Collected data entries
------------------------------------------------------------

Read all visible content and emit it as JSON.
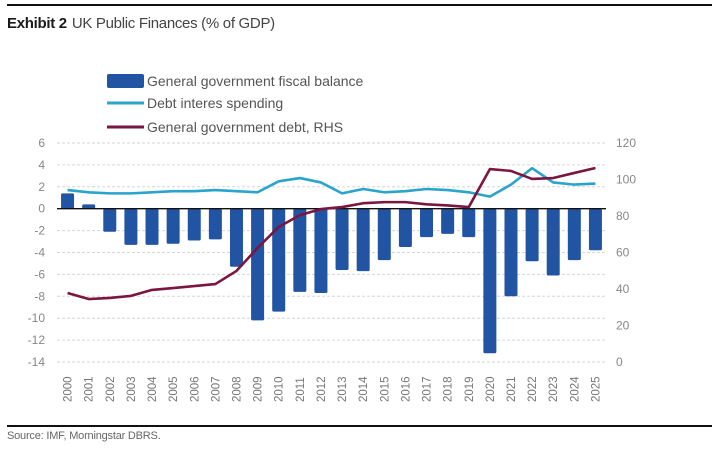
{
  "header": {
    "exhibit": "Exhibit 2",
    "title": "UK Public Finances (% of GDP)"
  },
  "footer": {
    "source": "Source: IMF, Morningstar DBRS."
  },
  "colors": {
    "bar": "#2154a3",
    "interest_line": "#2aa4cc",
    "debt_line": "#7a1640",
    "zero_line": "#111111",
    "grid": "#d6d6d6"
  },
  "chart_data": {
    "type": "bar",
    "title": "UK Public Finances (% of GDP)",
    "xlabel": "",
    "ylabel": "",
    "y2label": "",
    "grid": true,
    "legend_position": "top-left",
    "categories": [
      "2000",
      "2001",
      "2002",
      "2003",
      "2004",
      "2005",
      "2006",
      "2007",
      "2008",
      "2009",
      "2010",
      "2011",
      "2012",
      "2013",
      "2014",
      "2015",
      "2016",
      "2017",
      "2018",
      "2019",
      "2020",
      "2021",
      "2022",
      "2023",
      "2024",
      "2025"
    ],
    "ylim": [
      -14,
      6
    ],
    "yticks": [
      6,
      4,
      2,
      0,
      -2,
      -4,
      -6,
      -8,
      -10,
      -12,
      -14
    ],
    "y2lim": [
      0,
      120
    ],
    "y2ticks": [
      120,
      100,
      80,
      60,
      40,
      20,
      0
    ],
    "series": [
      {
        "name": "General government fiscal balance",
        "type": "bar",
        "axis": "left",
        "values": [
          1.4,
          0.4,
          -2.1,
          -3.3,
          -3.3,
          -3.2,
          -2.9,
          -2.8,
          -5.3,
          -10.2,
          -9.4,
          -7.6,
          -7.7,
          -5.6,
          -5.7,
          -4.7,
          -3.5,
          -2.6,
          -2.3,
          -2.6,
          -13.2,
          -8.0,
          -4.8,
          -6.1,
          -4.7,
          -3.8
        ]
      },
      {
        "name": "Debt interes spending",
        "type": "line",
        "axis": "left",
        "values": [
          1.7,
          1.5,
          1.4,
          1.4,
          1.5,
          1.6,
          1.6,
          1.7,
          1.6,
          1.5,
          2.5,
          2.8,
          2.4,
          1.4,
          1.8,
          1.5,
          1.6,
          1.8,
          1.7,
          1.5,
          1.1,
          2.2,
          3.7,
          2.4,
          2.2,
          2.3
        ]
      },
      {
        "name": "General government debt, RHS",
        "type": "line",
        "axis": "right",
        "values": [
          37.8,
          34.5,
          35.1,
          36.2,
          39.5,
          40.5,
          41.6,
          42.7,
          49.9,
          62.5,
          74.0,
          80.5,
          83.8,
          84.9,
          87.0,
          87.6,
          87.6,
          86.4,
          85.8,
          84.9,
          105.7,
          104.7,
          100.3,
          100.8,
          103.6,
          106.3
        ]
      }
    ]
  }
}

------------------------------------------------------------

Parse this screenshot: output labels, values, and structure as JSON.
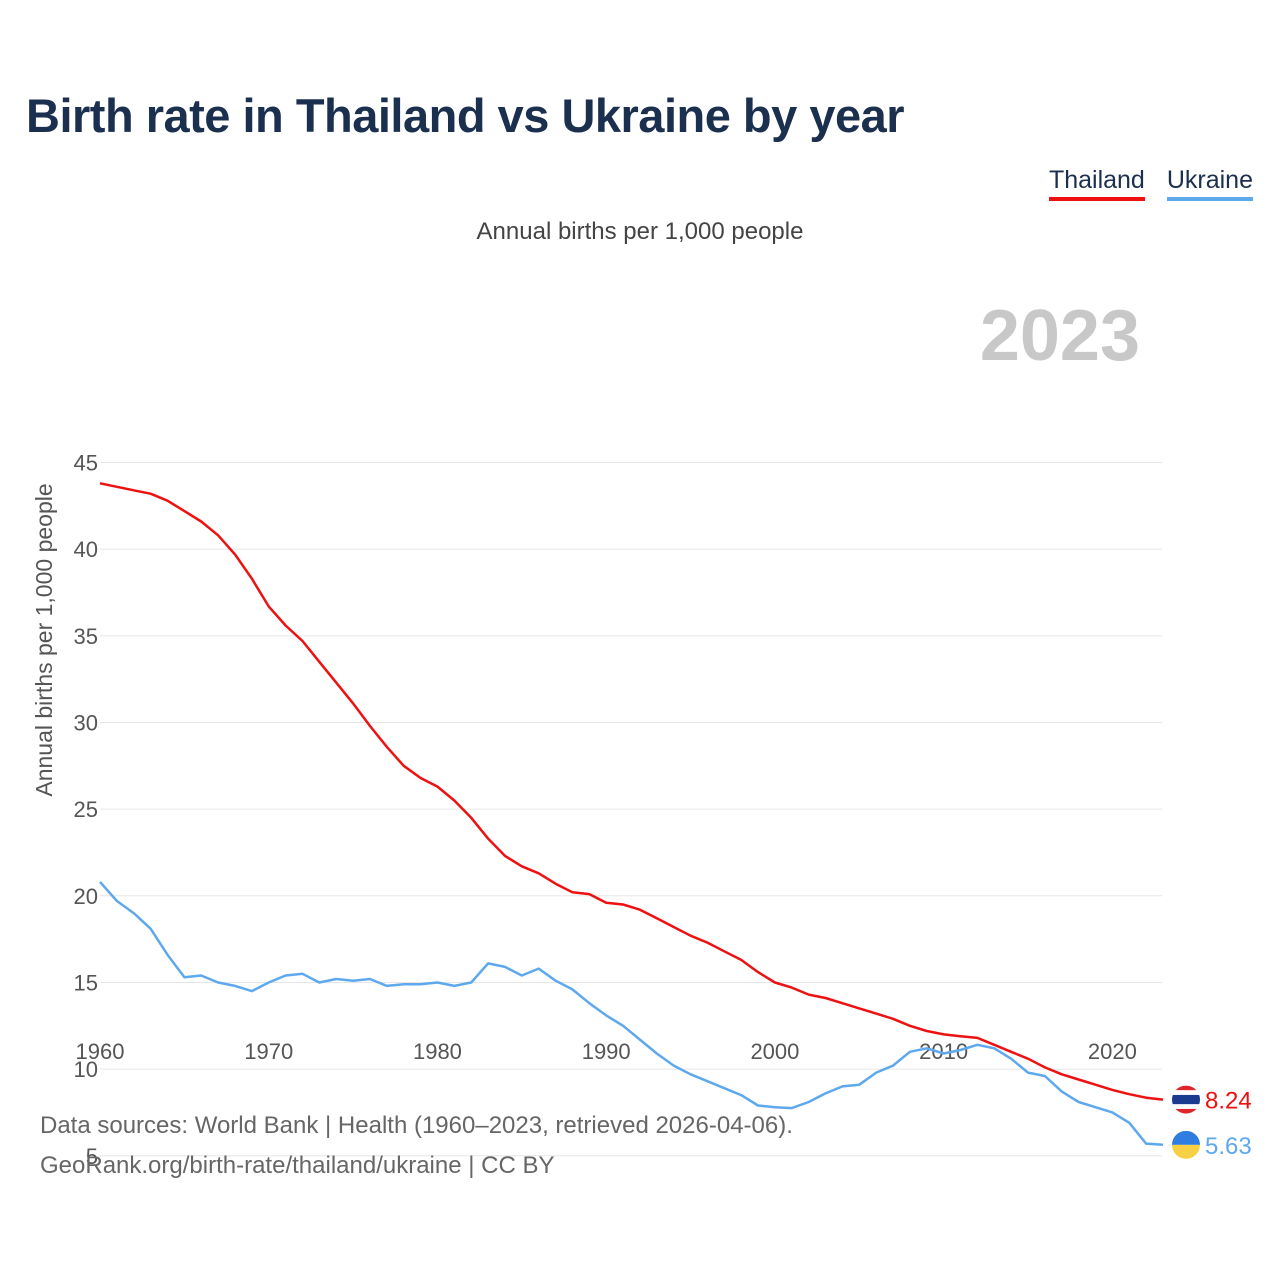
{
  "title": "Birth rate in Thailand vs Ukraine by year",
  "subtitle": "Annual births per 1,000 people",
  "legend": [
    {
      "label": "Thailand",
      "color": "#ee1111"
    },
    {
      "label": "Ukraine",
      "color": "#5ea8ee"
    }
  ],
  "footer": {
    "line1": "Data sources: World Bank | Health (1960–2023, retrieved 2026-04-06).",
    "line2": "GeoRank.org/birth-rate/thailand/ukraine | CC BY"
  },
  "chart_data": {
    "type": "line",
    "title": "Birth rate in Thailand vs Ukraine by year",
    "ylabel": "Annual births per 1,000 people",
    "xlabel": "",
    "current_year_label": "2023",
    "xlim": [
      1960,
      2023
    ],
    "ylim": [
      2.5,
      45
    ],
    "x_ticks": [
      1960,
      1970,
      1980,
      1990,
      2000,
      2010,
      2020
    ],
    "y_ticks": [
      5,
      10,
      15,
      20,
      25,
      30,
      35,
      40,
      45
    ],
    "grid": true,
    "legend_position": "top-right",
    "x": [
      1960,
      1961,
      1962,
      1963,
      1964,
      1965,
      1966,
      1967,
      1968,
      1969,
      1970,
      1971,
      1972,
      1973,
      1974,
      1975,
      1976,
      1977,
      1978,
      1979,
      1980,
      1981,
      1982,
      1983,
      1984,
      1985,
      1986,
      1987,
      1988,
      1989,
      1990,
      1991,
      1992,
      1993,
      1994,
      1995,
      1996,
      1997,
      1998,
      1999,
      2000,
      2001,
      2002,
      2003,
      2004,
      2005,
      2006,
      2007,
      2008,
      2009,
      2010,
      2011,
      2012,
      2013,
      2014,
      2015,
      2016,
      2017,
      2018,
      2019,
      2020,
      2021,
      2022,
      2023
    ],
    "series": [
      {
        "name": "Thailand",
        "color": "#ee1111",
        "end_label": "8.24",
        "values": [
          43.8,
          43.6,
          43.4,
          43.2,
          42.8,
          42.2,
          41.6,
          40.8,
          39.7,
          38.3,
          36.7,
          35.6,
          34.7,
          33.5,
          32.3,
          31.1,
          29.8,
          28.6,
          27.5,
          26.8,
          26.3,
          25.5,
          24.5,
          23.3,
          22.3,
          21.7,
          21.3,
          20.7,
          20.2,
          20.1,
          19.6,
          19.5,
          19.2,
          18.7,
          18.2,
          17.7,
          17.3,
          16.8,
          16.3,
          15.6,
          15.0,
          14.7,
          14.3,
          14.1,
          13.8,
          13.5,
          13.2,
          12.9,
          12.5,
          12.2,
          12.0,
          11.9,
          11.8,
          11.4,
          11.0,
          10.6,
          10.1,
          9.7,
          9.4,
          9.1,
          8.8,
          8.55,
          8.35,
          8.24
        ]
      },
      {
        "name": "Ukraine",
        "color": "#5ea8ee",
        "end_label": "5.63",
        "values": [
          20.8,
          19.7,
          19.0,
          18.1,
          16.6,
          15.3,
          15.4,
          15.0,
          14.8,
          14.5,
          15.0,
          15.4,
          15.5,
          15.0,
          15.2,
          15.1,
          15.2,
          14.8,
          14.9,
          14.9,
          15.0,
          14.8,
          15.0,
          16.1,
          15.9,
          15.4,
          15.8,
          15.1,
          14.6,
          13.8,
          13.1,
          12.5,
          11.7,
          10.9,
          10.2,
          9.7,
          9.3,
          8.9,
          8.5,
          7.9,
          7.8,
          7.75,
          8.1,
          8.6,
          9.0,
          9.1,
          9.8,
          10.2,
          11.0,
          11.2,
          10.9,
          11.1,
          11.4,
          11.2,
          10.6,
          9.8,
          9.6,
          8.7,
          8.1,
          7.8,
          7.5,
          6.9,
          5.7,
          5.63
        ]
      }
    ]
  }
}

------------------------------------------------------------

* **WHAT THIS TASK INVOLVES**
Only the number is wanted: count the lines of the records that hold the word "government".

* **ANSWER TO THIS EXERCISE**
2